> Excerpted records

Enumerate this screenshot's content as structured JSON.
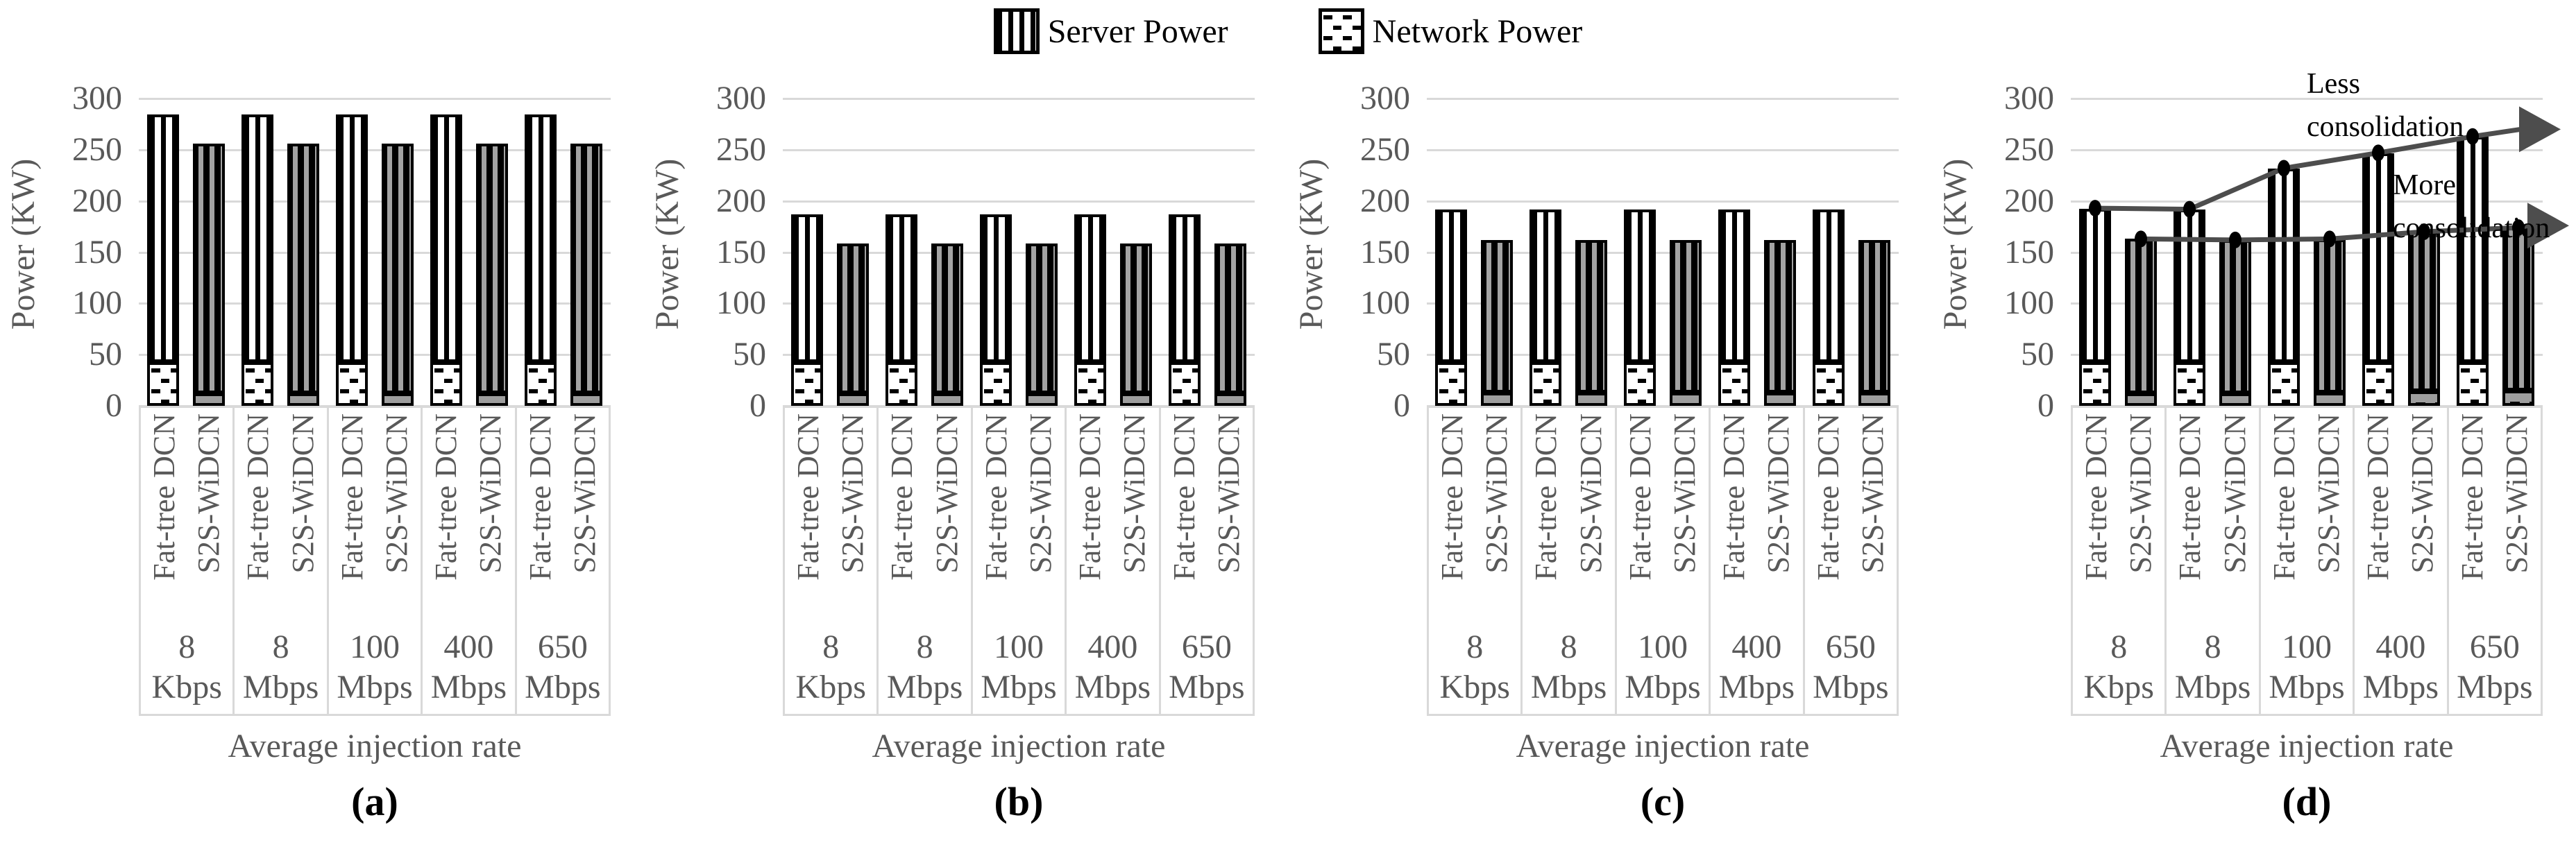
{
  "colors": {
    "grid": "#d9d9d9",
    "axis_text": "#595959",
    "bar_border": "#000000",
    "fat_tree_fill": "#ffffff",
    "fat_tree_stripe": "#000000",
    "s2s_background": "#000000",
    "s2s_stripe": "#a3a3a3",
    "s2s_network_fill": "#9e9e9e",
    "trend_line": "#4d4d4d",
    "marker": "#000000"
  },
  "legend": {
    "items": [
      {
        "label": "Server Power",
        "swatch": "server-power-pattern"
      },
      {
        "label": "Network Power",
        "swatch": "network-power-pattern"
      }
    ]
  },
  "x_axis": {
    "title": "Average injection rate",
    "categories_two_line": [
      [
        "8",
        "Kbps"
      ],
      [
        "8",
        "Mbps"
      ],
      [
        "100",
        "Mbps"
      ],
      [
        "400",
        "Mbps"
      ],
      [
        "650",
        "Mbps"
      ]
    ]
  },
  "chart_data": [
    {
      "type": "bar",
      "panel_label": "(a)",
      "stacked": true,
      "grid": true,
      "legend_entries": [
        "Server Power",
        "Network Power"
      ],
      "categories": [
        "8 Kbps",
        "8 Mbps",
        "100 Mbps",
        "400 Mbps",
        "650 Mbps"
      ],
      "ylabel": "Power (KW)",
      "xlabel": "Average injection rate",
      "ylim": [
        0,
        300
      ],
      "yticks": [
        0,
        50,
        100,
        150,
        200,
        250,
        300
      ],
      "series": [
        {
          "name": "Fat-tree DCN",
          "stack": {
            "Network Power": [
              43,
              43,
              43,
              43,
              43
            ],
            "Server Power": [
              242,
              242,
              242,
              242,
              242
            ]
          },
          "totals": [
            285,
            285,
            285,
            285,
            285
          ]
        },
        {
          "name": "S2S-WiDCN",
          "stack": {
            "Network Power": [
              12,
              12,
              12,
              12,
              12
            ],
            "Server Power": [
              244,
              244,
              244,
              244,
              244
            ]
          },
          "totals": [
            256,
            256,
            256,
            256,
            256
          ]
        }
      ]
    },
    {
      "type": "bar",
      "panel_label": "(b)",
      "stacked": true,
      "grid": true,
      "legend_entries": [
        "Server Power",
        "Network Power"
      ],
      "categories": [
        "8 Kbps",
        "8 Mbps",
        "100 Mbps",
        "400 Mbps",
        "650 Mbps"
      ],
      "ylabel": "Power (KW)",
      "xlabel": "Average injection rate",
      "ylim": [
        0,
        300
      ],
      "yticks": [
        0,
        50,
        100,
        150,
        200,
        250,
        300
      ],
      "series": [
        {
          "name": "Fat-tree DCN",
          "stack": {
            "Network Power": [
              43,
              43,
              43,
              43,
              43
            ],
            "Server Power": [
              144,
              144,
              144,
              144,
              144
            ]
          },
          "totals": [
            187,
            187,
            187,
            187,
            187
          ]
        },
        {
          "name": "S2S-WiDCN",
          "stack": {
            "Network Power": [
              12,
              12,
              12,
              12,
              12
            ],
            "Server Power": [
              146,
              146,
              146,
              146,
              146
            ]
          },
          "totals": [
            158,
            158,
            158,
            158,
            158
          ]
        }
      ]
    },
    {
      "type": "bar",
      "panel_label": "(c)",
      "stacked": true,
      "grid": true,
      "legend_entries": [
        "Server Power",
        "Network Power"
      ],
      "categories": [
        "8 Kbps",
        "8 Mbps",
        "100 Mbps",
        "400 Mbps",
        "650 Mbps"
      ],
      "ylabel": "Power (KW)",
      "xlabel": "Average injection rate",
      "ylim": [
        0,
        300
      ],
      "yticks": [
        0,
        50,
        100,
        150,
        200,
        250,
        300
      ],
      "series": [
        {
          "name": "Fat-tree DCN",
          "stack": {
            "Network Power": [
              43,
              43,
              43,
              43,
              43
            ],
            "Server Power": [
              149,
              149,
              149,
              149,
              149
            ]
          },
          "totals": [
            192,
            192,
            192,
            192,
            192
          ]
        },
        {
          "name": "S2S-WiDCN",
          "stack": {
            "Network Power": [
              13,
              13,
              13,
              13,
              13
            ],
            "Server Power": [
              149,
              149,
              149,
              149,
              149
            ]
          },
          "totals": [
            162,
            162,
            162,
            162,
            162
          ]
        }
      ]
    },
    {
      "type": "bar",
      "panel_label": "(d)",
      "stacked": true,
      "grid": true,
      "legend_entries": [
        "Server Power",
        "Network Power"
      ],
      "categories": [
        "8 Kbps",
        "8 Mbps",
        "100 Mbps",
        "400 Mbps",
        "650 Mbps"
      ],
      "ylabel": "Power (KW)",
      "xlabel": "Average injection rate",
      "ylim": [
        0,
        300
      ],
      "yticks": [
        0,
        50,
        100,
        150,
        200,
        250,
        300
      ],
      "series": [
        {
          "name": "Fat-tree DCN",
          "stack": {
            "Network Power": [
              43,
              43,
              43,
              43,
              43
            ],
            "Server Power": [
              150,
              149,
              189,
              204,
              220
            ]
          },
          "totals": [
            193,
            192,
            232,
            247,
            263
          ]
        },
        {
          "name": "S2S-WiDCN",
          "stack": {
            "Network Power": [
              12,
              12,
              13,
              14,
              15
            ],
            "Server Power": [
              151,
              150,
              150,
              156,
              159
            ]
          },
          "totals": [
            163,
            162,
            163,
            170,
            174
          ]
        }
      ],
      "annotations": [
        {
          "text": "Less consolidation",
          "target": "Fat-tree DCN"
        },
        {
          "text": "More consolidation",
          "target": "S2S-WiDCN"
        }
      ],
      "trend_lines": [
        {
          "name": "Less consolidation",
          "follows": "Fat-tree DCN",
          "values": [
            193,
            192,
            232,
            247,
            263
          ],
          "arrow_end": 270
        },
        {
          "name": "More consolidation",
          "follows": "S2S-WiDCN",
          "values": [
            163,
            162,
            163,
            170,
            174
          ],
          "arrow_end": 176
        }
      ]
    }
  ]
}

> Directions for this task
Leave out all pictures, then copy the remaining material exactly.

> Final result
Enumerate this screenshot's content as structured JSON.
{
  "colors": {
    "grid": "#d9d9d9",
    "axis_text": "#595959",
    "bar_border": "#000000",
    "fat_tree_fill": "#ffffff",
    "fat_tree_stripe": "#000000",
    "s2s_background": "#000000",
    "s2s_stripe": "#a3a3a3",
    "s2s_network_fill": "#9e9e9e",
    "trend_line": "#4d4d4d",
    "marker": "#000000"
  },
  "legend": {
    "items": [
      {
        "label": "Server Power",
        "swatch": "server-power-pattern"
      },
      {
        "label": "Network Power",
        "swatch": "network-power-pattern"
      }
    ]
  },
  "x_axis": {
    "title": "Average injection rate",
    "categories_two_line": [
      [
        "8",
        "Kbps"
      ],
      [
        "8",
        "Mbps"
      ],
      [
        "100",
        "Mbps"
      ],
      [
        "400",
        "Mbps"
      ],
      [
        "650",
        "Mbps"
      ]
    ]
  },
  "chart_data": [
    {
      "type": "bar",
      "panel_label": "(a)",
      "stacked": true,
      "grid": true,
      "legend_entries": [
        "Server Power",
        "Network Power"
      ],
      "categories": [
        "8 Kbps",
        "8 Mbps",
        "100 Mbps",
        "400 Mbps",
        "650 Mbps"
      ],
      "ylabel": "Power (KW)",
      "xlabel": "Average injection rate",
      "ylim": [
        0,
        300
      ],
      "yticks": [
        0,
        50,
        100,
        150,
        200,
        250,
        300
      ],
      "series": [
        {
          "name": "Fat-tree DCN",
          "stack": {
            "Network Power": [
              43,
              43,
              43,
              43,
              43
            ],
            "Server Power": [
              242,
              242,
              242,
              242,
              242
            ]
          },
          "totals": [
            285,
            285,
            285,
            285,
            285
          ]
        },
        {
          "name": "S2S-WiDCN",
          "stack": {
            "Network Power": [
              12,
              12,
              12,
              12,
              12
            ],
            "Server Power": [
              244,
              244,
              244,
              244,
              244
            ]
          },
          "totals": [
            256,
            256,
            256,
            256,
            256
          ]
        }
      ]
    },
    {
      "type": "bar",
      "panel_label": "(b)",
      "stacked": true,
      "grid": true,
      "legend_entries": [
        "Server Power",
        "Network Power"
      ],
      "categories": [
        "8 Kbps",
        "8 Mbps",
        "100 Mbps",
        "400 Mbps",
        "650 Mbps"
      ],
      "ylabel": "Power (KW)",
      "xlabel": "Average injection rate",
      "ylim": [
        0,
        300
      ],
      "yticks": [
        0,
        50,
        100,
        150,
        200,
        250,
        300
      ],
      "series": [
        {
          "name": "Fat-tree DCN",
          "stack": {
            "Network Power": [
              43,
              43,
              43,
              43,
              43
            ],
            "Server Power": [
              144,
              144,
              144,
              144,
              144
            ]
          },
          "totals": [
            187,
            187,
            187,
            187,
            187
          ]
        },
        {
          "name": "S2S-WiDCN",
          "stack": {
            "Network Power": [
              12,
              12,
              12,
              12,
              12
            ],
            "Server Power": [
              146,
              146,
              146,
              146,
              146
            ]
          },
          "totals": [
            158,
            158,
            158,
            158,
            158
          ]
        }
      ]
    },
    {
      "type": "bar",
      "panel_label": "(c)",
      "stacked": true,
      "grid": true,
      "legend_entries": [
        "Server Power",
        "Network Power"
      ],
      "categories": [
        "8 Kbps",
        "8 Mbps",
        "100 Mbps",
        "400 Mbps",
        "650 Mbps"
      ],
      "ylabel": "Power (KW)",
      "xlabel": "Average injection rate",
      "ylim": [
        0,
        300
      ],
      "yticks": [
        0,
        50,
        100,
        150,
        200,
        250,
        300
      ],
      "series": [
        {
          "name": "Fat-tree DCN",
          "stack": {
            "Network Power": [
              43,
              43,
              43,
              43,
              43
            ],
            "Server Power": [
              149,
              149,
              149,
              149,
              149
            ]
          },
          "totals": [
            192,
            192,
            192,
            192,
            192
          ]
        },
        {
          "name": "S2S-WiDCN",
          "stack": {
            "Network Power": [
              13,
              13,
              13,
              13,
              13
            ],
            "Server Power": [
              149,
              149,
              149,
              149,
              149
            ]
          },
          "totals": [
            162,
            162,
            162,
            162,
            162
          ]
        }
      ]
    },
    {
      "type": "bar",
      "panel_label": "(d)",
      "stacked": true,
      "grid": true,
      "legend_entries": [
        "Server Power",
        "Network Power"
      ],
      "categories": [
        "8 Kbps",
        "8 Mbps",
        "100 Mbps",
        "400 Mbps",
        "650 Mbps"
      ],
      "ylabel": "Power (KW)",
      "xlabel": "Average injection rate",
      "ylim": [
        0,
        300
      ],
      "yticks": [
        0,
        50,
        100,
        150,
        200,
        250,
        300
      ],
      "series": [
        {
          "name": "Fat-tree DCN",
          "stack": {
            "Network Power": [
              43,
              43,
              43,
              43,
              43
            ],
            "Server Power": [
              150,
              149,
              189,
              204,
              220
            ]
          },
          "totals": [
            193,
            192,
            232,
            247,
            263
          ]
        },
        {
          "name": "S2S-WiDCN",
          "stack": {
            "Network Power": [
              12,
              12,
              13,
              14,
              15
            ],
            "Server Power": [
              151,
              150,
              150,
              156,
              159
            ]
          },
          "totals": [
            163,
            162,
            163,
            170,
            174
          ]
        }
      ],
      "annotations": [
        {
          "text": "Less consolidation",
          "target": "Fat-tree DCN"
        },
        {
          "text": "More consolidation",
          "target": "S2S-WiDCN"
        }
      ],
      "trend_lines": [
        {
          "name": "Less consolidation",
          "follows": "Fat-tree DCN",
          "values": [
            193,
            192,
            232,
            247,
            263
          ],
          "arrow_end": 270
        },
        {
          "name": "More consolidation",
          "follows": "S2S-WiDCN",
          "values": [
            163,
            162,
            163,
            170,
            174
          ],
          "arrow_end": 176
        }
      ]
    }
  ]
}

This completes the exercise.